Stated goal » Copy each line of the entries beneath that contains the word "Assessing".

Provided material »
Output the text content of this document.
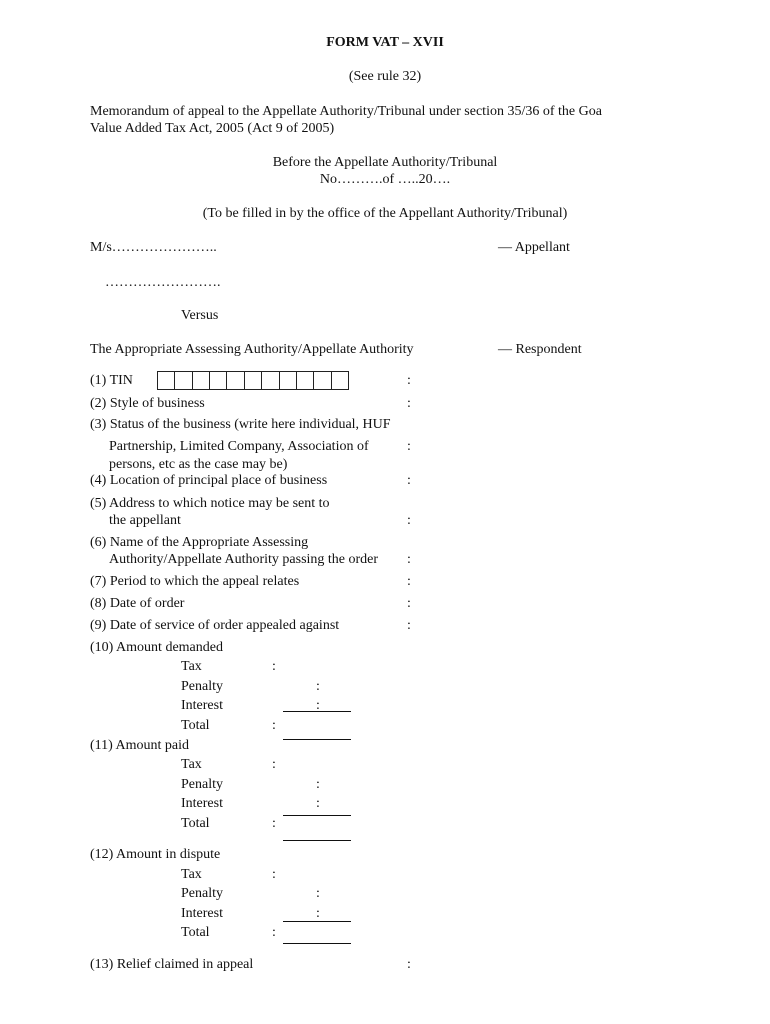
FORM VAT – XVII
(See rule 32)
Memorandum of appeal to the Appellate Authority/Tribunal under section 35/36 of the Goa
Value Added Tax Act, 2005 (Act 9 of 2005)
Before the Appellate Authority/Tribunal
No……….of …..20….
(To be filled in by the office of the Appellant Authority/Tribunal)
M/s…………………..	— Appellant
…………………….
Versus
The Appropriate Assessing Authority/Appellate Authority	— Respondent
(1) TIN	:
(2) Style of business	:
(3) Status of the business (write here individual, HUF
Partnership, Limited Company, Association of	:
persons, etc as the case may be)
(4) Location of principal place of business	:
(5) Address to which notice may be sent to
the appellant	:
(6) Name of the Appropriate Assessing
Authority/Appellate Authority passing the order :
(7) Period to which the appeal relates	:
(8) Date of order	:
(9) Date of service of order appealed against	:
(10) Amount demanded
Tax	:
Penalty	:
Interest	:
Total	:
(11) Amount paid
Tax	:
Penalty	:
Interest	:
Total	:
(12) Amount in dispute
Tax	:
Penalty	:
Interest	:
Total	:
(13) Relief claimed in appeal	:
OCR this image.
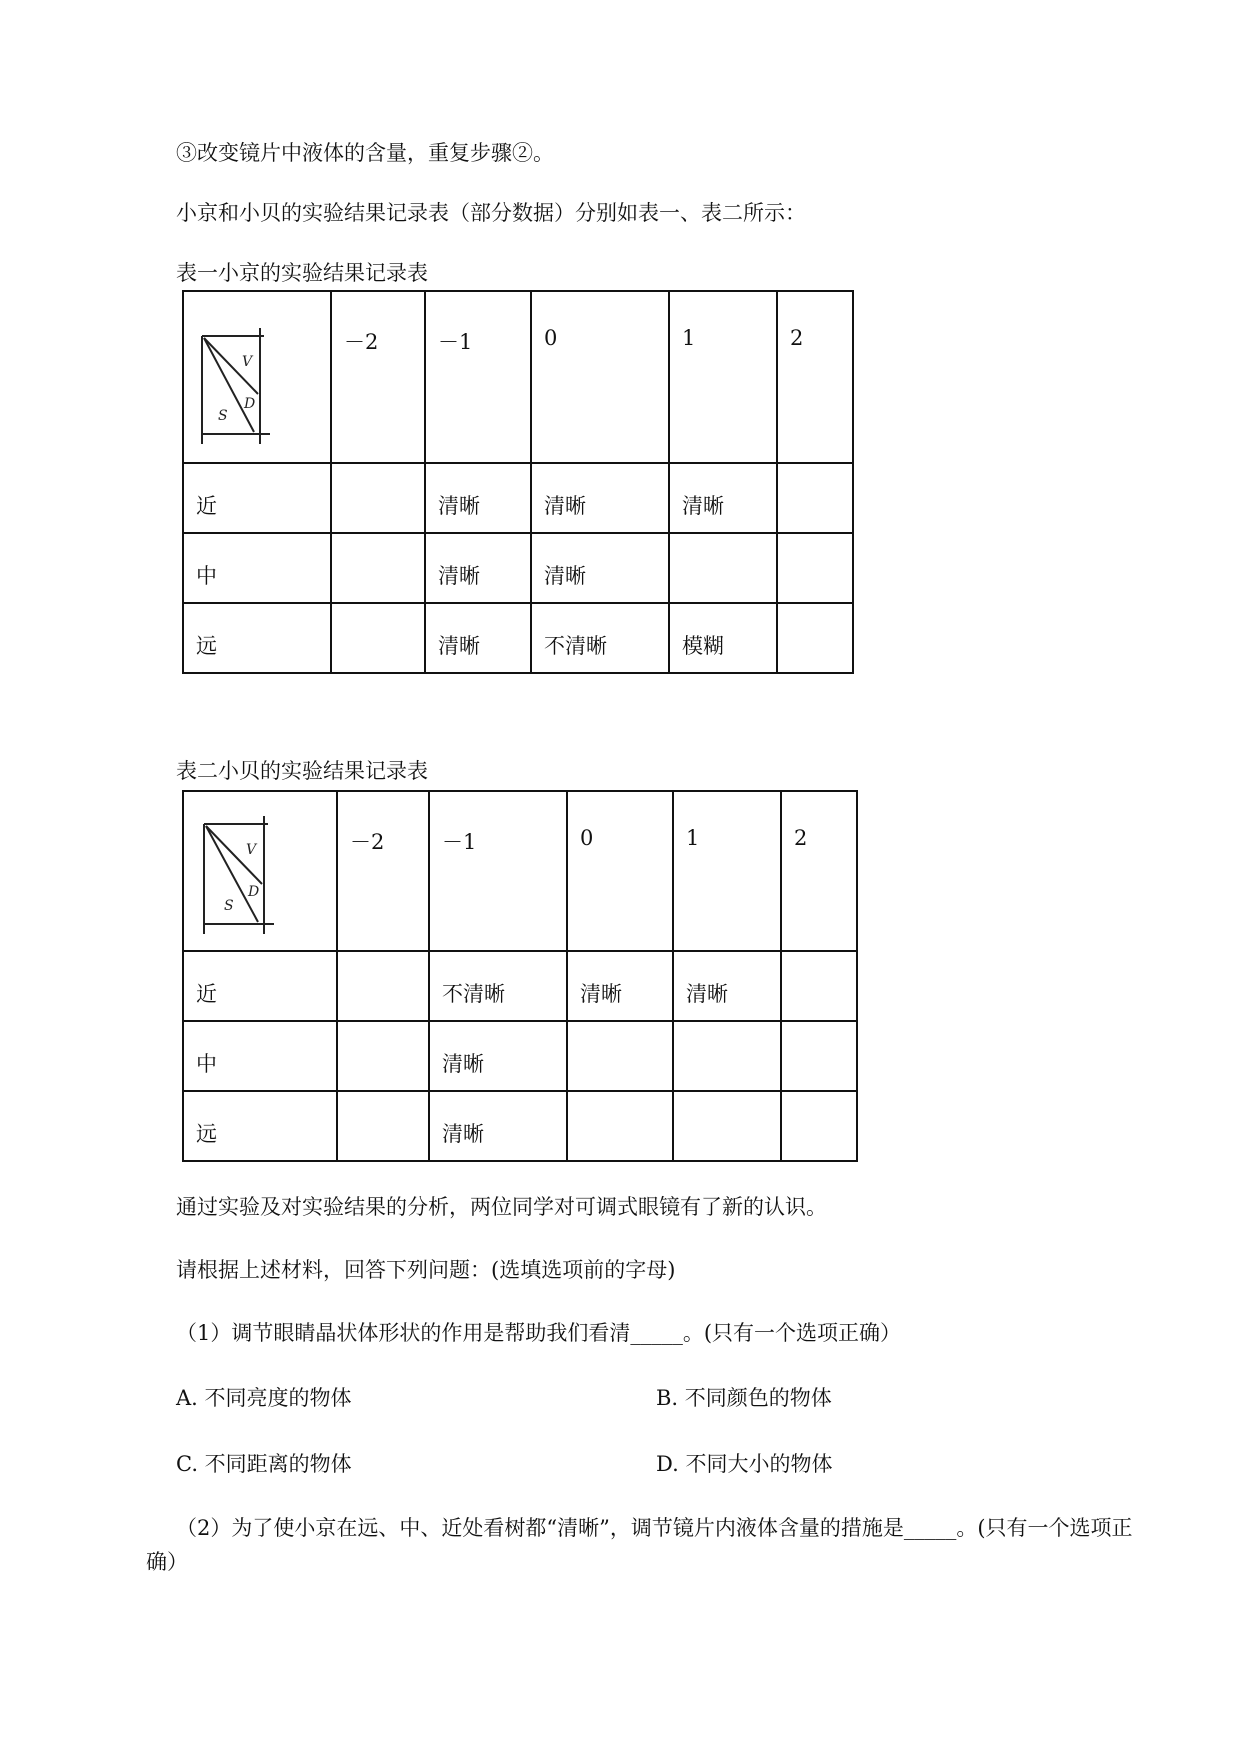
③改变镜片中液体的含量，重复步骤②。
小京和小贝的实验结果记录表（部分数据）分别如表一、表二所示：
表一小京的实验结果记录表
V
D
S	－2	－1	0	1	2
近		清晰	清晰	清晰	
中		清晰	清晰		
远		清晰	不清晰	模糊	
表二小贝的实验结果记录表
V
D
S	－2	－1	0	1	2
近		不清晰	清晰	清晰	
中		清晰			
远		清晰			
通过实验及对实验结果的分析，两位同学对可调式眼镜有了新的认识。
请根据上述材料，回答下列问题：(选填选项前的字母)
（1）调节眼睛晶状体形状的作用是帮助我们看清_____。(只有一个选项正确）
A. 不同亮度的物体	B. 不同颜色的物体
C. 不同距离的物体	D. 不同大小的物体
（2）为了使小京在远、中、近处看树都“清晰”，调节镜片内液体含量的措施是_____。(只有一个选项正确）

* * *

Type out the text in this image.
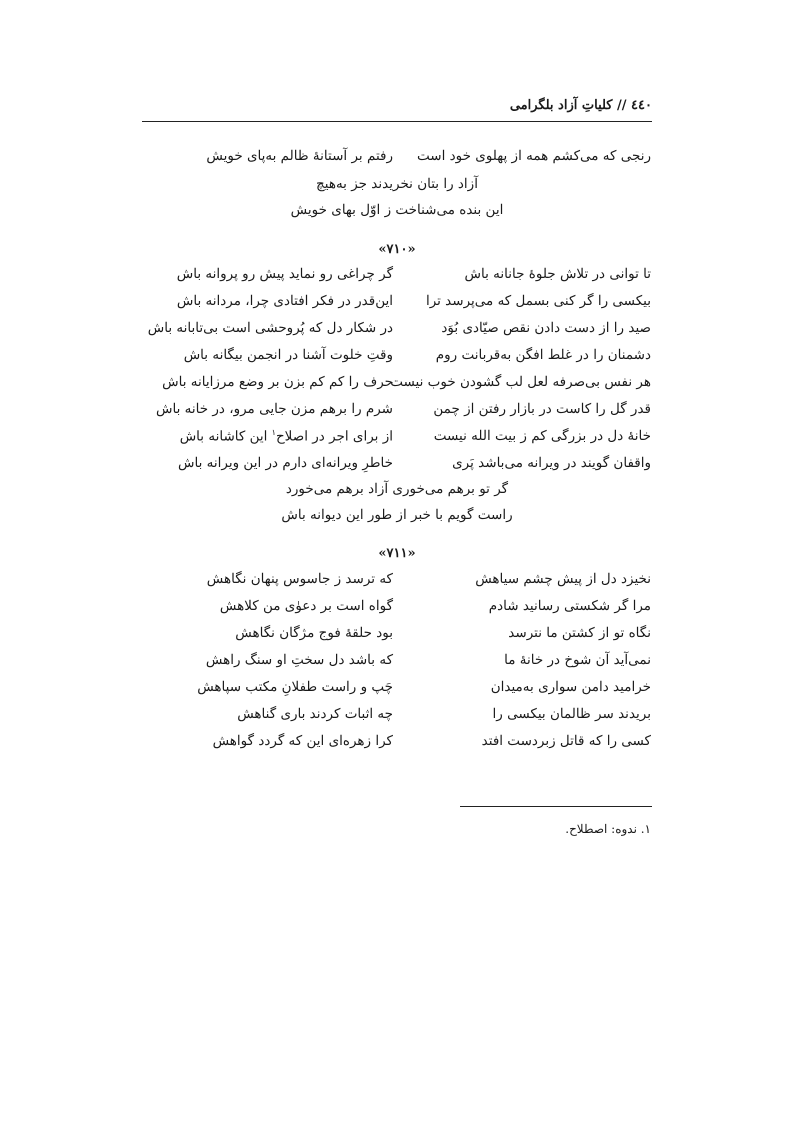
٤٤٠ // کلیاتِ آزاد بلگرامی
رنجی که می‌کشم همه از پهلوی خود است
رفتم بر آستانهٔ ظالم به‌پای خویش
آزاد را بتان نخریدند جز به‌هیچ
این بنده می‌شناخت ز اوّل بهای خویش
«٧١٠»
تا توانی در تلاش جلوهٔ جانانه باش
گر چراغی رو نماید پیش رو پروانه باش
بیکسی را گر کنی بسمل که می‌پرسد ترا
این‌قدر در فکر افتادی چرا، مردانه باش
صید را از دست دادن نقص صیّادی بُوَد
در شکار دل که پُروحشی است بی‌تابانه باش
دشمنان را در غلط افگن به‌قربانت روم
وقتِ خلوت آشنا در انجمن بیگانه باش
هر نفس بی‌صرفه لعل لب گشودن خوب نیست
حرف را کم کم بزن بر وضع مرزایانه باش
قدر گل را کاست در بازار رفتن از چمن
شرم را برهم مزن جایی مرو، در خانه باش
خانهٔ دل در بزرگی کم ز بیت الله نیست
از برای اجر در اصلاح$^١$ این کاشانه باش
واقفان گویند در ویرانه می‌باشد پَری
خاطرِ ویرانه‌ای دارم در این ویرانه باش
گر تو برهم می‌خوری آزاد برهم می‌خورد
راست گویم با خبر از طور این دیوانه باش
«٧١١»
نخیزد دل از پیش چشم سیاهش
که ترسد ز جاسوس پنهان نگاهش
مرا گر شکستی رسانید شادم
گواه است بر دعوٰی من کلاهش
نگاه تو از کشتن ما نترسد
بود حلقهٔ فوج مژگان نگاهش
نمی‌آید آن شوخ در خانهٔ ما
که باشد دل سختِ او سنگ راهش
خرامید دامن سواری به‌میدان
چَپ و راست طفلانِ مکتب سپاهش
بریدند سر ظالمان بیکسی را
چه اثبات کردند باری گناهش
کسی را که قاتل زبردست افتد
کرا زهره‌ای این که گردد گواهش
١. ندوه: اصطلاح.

Answer to the problem »
The Appropriate Assessing Authority/Appellate Authority	— Respondent
(6) Name of the Appropriate Assessing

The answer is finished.